» **Task requirements**: Repeat the entire listing exactly as written.

──────── Input material ────────

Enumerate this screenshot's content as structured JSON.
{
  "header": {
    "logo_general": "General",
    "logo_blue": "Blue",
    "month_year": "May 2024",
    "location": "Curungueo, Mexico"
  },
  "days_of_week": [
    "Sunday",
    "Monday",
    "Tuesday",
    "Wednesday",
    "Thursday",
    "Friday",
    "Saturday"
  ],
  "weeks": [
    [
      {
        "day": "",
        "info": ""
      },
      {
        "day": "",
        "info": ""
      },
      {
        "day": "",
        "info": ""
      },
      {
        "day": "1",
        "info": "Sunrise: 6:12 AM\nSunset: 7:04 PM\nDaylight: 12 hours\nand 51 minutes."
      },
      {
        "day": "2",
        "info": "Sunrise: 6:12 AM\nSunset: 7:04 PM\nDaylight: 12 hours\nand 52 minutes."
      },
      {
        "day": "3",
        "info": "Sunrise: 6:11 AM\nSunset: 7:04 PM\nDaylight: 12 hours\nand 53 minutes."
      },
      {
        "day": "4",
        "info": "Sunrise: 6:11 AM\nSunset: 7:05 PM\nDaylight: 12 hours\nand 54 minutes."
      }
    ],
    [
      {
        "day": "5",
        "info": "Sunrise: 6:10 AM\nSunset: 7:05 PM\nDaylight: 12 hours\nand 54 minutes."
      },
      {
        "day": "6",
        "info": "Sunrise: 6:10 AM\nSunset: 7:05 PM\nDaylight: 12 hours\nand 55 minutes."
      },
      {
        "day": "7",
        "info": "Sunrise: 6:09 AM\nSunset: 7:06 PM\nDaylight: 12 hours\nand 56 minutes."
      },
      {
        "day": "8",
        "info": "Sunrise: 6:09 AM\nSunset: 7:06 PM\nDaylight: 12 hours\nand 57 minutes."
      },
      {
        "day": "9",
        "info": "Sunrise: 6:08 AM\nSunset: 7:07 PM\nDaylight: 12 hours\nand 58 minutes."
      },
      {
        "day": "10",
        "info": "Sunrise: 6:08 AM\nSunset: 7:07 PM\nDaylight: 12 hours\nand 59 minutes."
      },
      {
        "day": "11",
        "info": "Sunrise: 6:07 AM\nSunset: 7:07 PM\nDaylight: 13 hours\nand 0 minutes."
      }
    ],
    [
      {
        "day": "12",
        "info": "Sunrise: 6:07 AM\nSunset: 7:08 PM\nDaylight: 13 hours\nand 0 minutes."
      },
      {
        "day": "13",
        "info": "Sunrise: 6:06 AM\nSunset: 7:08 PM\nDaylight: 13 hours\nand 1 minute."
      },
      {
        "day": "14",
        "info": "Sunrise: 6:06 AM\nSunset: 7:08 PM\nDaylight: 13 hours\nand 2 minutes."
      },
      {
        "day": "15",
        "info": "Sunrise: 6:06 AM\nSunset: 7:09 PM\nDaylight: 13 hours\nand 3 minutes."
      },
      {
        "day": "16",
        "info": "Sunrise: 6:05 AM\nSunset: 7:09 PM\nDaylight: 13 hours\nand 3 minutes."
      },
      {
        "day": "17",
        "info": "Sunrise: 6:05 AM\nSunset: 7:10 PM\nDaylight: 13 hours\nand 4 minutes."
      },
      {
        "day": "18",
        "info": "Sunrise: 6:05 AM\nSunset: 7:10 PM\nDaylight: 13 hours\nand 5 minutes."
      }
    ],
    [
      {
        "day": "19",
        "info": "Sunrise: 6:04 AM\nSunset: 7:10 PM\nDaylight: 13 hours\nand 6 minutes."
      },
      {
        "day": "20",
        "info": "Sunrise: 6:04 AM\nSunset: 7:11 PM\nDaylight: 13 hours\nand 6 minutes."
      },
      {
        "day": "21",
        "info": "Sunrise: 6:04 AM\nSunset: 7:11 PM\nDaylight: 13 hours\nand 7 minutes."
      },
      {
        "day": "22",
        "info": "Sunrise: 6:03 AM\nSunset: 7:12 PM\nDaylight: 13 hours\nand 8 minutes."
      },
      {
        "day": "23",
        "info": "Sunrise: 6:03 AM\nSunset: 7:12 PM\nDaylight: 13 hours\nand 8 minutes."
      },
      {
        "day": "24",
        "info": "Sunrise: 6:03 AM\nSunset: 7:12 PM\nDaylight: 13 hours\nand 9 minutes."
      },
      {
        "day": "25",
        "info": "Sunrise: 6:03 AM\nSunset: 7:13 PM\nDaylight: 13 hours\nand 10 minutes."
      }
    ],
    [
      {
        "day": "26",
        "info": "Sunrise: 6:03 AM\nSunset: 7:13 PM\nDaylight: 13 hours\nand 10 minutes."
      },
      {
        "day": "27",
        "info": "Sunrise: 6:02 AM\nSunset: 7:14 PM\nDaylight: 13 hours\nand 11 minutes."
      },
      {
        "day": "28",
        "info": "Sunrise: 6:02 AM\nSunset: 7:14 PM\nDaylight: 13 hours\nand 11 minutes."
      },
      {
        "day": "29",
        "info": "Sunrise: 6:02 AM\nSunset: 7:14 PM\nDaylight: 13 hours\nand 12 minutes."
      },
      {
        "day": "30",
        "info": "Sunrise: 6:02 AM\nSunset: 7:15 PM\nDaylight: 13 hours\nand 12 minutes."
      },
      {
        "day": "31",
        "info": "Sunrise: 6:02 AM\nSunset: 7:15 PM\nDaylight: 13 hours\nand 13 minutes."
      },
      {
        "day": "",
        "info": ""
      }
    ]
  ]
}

────────

» **Written reply**:
Enumerate this screenshot's content as structured JSON.
{
  "header": {
    "logo_general": "General",
    "logo_blue": "Blue",
    "month_year": "May 2024",
    "location": "Curungueo, Mexico"
  },
  "days_of_week": [
    "Sunday",
    "Monday",
    "Tuesday",
    "Wednesday",
    "Thursday",
    "Friday",
    "Saturday"
  ],
  "weeks": [
    [
      {
        "day": "",
        "info": ""
      },
      {
        "day": "",
        "info": ""
      },
      {
        "day": "",
        "info": ""
      },
      {
        "day": "1",
        "info": "Sunrise: 6:12 AM\nSunset: 7:04 PM\nDaylight: 12 hours\nand 51 minutes."
      },
      {
        "day": "2",
        "info": "Sunrise: 6:12 AM\nSunset: 7:04 PM\nDaylight: 12 hours\nand 52 minutes."
      },
      {
        "day": "3",
        "info": "Sunrise: 6:11 AM\nSunset: 7:04 PM\nDaylight: 12 hours\nand 53 minutes."
      },
      {
        "day": "4",
        "info": "Sunrise: 6:11 AM\nSunset: 7:05 PM\nDaylight: 12 hours\nand 54 minutes."
      }
    ],
    [
      {
        "day": "5",
        "info": "Sunrise: 6:10 AM\nSunset: 7:05 PM\nDaylight: 12 hours\nand 54 minutes."
      },
      {
        "day": "6",
        "info": "Sunrise: 6:10 AM\nSunset: 7:05 PM\nDaylight: 12 hours\nand 55 minutes."
      },
      {
        "day": "7",
        "info": "Sunrise: 6:09 AM\nSunset: 7:06 PM\nDaylight: 12 hours\nand 56 minutes."
      },
      {
        "day": "8",
        "info": "Sunrise: 6:09 AM\nSunset: 7:06 PM\nDaylight: 12 hours\nand 57 minutes."
      },
      {
        "day": "9",
        "info": "Sunrise: 6:08 AM\nSunset: 7:07 PM\nDaylight: 12 hours\nand 58 minutes."
      },
      {
        "day": "10",
        "info": "Sunrise: 6:08 AM\nSunset: 7:07 PM\nDaylight: 12 hours\nand 59 minutes."
      },
      {
        "day": "11",
        "info": "Sunrise: 6:07 AM\nSunset: 7:07 PM\nDaylight: 13 hours\nand 0 minutes."
      }
    ],
    [
      {
        "day": "12",
        "info": "Sunrise: 6:07 AM\nSunset: 7:08 PM\nDaylight: 13 hours\nand 0 minutes."
      },
      {
        "day": "13",
        "info": "Sunrise: 6:06 AM\nSunset: 7:08 PM\nDaylight: 13 hours\nand 1 minute."
      },
      {
        "day": "14",
        "info": "Sunrise: 6:06 AM\nSunset: 7:08 PM\nDaylight: 13 hours\nand 2 minutes."
      },
      {
        "day": "15",
        "info": "Sunrise: 6:06 AM\nSunset: 7:09 PM\nDaylight: 13 hours\nand 3 minutes."
      },
      {
        "day": "16",
        "info": "Sunrise: 6:05 AM\nSunset: 7:09 PM\nDaylight: 13 hours\nand 3 minutes."
      },
      {
        "day": "17",
        "info": "Sunrise: 6:05 AM\nSunset: 7:10 PM\nDaylight: 13 hours\nand 4 minutes."
      },
      {
        "day": "18",
        "info": "Sunrise: 6:05 AM\nSunset: 7:10 PM\nDaylight: 13 hours\nand 5 minutes."
      }
    ],
    [
      {
        "day": "19",
        "info": "Sunrise: 6:04 AM\nSunset: 7:10 PM\nDaylight: 13 hours\nand 6 minutes."
      },
      {
        "day": "20",
        "info": "Sunrise: 6:04 AM\nSunset: 7:11 PM\nDaylight: 13 hours\nand 6 minutes."
      },
      {
        "day": "21",
        "info": "Sunrise: 6:04 AM\nSunset: 7:11 PM\nDaylight: 13 hours\nand 7 minutes."
      },
      {
        "day": "22",
        "info": "Sunrise: 6:03 AM\nSunset: 7:12 PM\nDaylight: 13 hours\nand 8 minutes."
      },
      {
        "day": "23",
        "info": "Sunrise: 6:03 AM\nSunset: 7:12 PM\nDaylight: 13 hours\nand 8 minutes."
      },
      {
        "day": "24",
        "info": "Sunrise: 6:03 AM\nSunset: 7:12 PM\nDaylight: 13 hours\nand 9 minutes."
      },
      {
        "day": "25",
        "info": "Sunrise: 6:03 AM\nSunset: 7:13 PM\nDaylight: 13 hours\nand 10 minutes."
      }
    ],
    [
      {
        "day": "26",
        "info": "Sunrise: 6:03 AM\nSunset: 7:13 PM\nDaylight: 13 hours\nand 10 minutes."
      },
      {
        "day": "27",
        "info": "Sunrise: 6:02 AM\nSunset: 7:14 PM\nDaylight: 13 hours\nand 11 minutes."
      },
      {
        "day": "28",
        "info": "Sunrise: 6:02 AM\nSunset: 7:14 PM\nDaylight: 13 hours\nand 11 minutes."
      },
      {
        "day": "29",
        "info": "Sunrise: 6:02 AM\nSunset: 7:14 PM\nDaylight: 13 hours\nand 12 minutes."
      },
      {
        "day": "30",
        "info": "Sunrise: 6:02 AM\nSunset: 7:15 PM\nDaylight: 13 hours\nand 12 minutes."
      },
      {
        "day": "31",
        "info": "Sunrise: 6:02 AM\nSunset: 7:15 PM\nDaylight: 13 hours\nand 13 minutes."
      },
      {
        "day": "",
        "info": ""
      }
    ]
  ]
}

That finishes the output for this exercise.